**Job:** Work out the number of lines containing "Industrial". Answer with nothing but that number.

(Data entries for graphics)
________________

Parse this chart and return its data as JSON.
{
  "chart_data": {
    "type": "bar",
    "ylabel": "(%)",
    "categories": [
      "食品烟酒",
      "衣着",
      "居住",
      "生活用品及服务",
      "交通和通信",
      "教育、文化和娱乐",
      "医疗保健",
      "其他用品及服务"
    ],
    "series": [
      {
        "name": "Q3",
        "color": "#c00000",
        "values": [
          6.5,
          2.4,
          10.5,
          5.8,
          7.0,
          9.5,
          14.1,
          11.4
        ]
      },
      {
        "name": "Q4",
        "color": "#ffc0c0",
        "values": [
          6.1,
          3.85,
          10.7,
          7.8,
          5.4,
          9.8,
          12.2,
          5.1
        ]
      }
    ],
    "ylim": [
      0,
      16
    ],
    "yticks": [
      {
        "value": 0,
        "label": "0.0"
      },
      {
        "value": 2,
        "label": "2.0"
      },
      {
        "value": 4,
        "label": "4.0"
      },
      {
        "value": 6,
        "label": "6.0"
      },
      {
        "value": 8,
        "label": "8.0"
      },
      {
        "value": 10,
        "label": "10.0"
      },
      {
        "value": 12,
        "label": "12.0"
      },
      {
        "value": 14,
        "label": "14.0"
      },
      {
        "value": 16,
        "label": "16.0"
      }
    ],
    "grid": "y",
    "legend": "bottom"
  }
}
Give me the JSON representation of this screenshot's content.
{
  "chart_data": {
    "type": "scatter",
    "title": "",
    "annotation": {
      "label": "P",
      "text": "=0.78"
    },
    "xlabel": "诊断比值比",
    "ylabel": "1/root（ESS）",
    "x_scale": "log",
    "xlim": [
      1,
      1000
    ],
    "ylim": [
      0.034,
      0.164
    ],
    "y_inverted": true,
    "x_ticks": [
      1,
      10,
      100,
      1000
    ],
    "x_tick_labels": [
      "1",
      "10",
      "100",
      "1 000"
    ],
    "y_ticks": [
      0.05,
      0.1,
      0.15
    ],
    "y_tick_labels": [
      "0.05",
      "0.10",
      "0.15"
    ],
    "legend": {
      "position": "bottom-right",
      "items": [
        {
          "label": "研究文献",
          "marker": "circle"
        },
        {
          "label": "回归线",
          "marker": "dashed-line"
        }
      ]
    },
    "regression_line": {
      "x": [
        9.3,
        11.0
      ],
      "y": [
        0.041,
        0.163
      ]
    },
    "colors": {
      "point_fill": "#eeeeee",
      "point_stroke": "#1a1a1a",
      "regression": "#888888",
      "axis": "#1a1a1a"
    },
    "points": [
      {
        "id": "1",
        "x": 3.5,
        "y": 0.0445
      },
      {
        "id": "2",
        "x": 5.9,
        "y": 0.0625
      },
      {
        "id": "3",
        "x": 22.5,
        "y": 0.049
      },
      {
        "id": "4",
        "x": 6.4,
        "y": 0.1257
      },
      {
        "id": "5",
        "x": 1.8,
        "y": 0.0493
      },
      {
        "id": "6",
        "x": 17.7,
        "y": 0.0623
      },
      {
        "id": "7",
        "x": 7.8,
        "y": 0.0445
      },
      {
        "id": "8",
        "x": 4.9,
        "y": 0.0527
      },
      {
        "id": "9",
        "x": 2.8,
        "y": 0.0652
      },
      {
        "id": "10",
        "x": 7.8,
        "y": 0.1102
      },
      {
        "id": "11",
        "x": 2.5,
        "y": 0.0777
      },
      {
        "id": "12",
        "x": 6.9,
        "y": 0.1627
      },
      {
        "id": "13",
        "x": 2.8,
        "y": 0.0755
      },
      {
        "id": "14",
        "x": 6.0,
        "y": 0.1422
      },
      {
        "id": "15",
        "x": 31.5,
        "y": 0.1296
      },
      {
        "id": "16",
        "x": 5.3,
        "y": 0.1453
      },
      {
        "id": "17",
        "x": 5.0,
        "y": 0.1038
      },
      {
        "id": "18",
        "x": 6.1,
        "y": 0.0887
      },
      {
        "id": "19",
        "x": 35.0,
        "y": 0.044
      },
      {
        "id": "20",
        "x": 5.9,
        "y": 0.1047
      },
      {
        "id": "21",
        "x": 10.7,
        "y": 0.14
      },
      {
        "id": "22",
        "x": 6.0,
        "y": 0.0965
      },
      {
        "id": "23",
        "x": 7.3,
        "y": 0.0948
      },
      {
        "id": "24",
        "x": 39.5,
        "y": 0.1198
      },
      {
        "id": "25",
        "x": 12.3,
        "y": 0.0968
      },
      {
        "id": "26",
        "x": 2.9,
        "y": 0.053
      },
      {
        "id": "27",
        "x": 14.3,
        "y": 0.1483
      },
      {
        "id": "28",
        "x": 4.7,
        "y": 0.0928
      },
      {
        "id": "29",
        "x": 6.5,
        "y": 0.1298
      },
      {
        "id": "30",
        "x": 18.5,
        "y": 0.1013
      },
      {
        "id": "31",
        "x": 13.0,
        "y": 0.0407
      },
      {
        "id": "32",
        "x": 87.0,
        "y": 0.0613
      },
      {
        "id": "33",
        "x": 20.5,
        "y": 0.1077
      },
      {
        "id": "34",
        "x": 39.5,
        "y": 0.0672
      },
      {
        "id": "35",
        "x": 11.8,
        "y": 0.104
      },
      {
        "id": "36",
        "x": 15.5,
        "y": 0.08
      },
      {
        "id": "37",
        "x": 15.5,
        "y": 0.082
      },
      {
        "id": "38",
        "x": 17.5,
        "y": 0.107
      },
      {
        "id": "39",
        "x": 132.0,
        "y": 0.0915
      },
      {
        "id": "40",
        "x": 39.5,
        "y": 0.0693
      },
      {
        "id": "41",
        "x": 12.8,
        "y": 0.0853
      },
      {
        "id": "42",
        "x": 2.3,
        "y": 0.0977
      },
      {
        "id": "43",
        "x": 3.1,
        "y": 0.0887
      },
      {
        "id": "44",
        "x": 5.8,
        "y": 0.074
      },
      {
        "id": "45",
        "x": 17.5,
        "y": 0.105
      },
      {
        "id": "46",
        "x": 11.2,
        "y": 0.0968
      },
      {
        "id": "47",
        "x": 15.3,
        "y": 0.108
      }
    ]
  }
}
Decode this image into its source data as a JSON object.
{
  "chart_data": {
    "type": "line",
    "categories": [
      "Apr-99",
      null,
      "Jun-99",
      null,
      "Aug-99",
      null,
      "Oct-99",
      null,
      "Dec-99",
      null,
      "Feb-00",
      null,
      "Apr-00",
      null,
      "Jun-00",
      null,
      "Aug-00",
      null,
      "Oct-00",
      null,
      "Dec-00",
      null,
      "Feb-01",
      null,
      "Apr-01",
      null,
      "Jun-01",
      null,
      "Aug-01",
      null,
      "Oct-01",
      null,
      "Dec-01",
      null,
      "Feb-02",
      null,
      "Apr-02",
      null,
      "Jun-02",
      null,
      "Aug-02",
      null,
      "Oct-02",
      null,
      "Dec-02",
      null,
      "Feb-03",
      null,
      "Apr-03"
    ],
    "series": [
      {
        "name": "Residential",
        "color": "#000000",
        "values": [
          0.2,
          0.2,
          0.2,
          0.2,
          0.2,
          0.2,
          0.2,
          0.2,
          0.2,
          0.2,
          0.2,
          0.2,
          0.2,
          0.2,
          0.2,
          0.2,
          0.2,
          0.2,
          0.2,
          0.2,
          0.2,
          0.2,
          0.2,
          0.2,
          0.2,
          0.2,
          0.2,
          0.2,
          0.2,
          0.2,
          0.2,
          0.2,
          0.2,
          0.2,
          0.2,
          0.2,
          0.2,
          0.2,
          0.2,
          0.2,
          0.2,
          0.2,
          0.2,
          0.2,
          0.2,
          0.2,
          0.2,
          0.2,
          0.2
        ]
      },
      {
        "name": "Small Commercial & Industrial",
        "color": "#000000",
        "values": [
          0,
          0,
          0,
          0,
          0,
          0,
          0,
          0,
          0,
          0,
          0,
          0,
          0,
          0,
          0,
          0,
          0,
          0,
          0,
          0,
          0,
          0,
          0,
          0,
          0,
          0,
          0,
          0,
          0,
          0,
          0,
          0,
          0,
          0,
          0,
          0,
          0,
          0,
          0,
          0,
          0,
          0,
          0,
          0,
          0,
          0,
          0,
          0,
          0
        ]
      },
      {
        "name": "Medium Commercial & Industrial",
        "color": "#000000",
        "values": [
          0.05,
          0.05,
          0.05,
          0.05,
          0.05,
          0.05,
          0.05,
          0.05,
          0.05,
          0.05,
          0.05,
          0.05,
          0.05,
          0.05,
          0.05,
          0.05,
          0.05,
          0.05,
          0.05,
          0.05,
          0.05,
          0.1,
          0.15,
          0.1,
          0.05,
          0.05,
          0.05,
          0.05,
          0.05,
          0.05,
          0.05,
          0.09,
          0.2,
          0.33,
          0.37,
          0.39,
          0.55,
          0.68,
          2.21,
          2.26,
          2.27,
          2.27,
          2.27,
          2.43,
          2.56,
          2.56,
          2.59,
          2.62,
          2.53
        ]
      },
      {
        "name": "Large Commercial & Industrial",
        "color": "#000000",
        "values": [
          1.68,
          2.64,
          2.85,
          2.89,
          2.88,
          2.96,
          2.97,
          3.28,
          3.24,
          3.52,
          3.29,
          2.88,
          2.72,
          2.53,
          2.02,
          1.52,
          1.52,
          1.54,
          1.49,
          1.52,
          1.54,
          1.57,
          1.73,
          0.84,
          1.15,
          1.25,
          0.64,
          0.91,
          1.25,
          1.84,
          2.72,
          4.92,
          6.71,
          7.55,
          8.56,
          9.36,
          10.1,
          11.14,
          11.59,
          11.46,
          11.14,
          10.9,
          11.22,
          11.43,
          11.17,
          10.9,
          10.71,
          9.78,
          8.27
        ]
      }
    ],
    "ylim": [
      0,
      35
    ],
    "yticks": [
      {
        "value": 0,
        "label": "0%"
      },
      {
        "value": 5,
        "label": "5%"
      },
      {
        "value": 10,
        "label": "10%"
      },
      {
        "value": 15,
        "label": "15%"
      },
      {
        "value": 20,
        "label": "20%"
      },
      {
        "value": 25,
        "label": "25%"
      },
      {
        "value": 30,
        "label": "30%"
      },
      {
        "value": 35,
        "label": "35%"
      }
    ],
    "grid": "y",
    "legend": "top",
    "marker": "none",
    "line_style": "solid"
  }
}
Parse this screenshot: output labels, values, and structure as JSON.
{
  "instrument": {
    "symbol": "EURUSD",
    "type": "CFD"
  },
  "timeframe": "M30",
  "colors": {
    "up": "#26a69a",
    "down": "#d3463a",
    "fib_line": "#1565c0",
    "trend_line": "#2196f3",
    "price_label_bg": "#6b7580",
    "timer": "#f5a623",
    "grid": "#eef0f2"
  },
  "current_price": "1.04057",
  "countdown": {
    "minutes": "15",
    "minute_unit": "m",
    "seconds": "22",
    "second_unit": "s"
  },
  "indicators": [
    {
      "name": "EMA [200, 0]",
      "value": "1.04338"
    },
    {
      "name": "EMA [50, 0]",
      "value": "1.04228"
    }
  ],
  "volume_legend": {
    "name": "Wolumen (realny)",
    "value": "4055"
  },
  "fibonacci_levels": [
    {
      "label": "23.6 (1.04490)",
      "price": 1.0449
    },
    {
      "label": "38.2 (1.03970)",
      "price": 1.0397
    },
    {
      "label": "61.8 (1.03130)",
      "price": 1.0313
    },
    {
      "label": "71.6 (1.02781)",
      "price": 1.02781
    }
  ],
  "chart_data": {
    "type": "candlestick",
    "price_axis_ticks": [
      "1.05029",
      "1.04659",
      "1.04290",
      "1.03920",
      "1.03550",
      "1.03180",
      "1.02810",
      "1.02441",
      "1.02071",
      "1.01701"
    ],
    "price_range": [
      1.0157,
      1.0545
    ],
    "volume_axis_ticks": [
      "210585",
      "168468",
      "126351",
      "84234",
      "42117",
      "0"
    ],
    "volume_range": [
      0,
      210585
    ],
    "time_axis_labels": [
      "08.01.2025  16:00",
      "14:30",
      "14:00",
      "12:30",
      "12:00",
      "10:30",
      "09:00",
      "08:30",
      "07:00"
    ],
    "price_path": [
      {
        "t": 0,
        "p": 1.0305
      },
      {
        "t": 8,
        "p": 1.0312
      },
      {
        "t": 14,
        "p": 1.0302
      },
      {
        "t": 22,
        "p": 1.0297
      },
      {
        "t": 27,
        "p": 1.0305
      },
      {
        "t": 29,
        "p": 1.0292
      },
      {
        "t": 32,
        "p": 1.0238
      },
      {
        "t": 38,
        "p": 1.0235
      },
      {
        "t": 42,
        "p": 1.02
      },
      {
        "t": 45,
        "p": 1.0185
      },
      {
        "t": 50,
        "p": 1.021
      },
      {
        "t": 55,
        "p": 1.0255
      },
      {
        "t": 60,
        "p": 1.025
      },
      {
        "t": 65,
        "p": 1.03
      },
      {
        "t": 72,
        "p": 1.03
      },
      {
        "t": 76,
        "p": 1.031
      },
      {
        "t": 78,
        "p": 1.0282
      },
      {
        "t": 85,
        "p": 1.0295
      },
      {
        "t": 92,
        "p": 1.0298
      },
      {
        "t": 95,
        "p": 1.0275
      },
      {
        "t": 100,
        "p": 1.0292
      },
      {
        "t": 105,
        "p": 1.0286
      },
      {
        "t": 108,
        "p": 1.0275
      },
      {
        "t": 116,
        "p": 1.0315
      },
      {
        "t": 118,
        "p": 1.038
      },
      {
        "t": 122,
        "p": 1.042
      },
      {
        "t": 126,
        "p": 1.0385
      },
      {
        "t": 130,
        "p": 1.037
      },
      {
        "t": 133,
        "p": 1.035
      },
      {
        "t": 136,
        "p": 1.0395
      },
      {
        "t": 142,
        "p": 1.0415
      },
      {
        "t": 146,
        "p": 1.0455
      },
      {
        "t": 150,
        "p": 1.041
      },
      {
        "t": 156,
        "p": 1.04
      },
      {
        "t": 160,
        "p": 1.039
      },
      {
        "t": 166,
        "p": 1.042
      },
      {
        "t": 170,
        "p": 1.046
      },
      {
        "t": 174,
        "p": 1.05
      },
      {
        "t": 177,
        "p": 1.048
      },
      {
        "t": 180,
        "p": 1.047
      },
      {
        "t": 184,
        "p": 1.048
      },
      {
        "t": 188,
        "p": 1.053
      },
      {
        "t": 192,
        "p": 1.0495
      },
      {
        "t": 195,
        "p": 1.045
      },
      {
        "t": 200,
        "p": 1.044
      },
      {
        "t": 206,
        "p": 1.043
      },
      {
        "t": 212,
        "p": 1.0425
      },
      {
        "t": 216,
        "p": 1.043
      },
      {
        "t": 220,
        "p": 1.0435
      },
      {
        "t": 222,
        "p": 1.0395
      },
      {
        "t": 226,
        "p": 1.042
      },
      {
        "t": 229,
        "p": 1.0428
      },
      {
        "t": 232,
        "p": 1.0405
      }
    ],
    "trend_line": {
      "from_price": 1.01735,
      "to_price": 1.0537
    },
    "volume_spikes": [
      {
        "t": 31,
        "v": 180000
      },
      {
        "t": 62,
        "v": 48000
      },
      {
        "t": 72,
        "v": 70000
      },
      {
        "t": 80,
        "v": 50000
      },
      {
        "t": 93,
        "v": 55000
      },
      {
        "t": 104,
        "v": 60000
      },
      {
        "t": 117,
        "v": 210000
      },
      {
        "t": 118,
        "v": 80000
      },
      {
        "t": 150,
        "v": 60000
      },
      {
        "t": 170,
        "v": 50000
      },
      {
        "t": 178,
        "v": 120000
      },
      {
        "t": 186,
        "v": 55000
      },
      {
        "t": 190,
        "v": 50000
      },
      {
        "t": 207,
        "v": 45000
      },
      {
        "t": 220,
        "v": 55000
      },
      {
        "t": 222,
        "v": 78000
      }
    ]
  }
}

________________

**Output for this exercise:** 3